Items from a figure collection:

--------

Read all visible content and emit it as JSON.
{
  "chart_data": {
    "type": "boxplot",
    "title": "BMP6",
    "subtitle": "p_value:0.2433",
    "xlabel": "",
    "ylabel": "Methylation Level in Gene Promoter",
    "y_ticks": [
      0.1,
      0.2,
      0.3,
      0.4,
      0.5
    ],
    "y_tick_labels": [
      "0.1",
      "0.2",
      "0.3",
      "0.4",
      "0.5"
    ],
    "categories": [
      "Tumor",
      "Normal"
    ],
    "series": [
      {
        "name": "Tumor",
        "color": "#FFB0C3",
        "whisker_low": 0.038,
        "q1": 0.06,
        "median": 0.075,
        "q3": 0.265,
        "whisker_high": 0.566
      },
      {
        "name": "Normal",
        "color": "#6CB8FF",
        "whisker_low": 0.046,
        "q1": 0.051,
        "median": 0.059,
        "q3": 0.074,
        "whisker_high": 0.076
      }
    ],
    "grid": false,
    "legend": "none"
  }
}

--------

(EXERCISE DETAILS):
Copy each entry exactly.

(YOUR SOLUTION):
Read all visible content and emit it as JSON.
{
  "chart_data": {
    "type": "boxplot",
    "title": "BMP6",
    "subtitle": "p_value:0.2433",
    "xlabel": "",
    "ylabel": "Methylation Level in Gene Promoter",
    "y_ticks": [
      0.1,
      0.2,
      0.3,
      0.4,
      0.5
    ],
    "y_tick_labels": [
      "0.1",
      "0.2",
      "0.3",
      "0.4",
      "0.5"
    ],
    "categories": [
      "Tumor",
      "Normal"
    ],
    "series": [
      {
        "name": "Tumor",
        "color": "#FFB0C3",
        "whisker_low": 0.038,
        "q1": 0.06,
        "median": 0.075,
        "q3": 0.265,
        "whisker_high": 0.566
      },
      {
        "name": "Normal",
        "color": "#6CB8FF",
        "whisker_low": 0.046,
        "q1": 0.051,
        "median": 0.059,
        "q3": 0.074,
        "whisker_high": 0.076
      }
    ],
    "grid": false,
    "legend": "none"
  }
}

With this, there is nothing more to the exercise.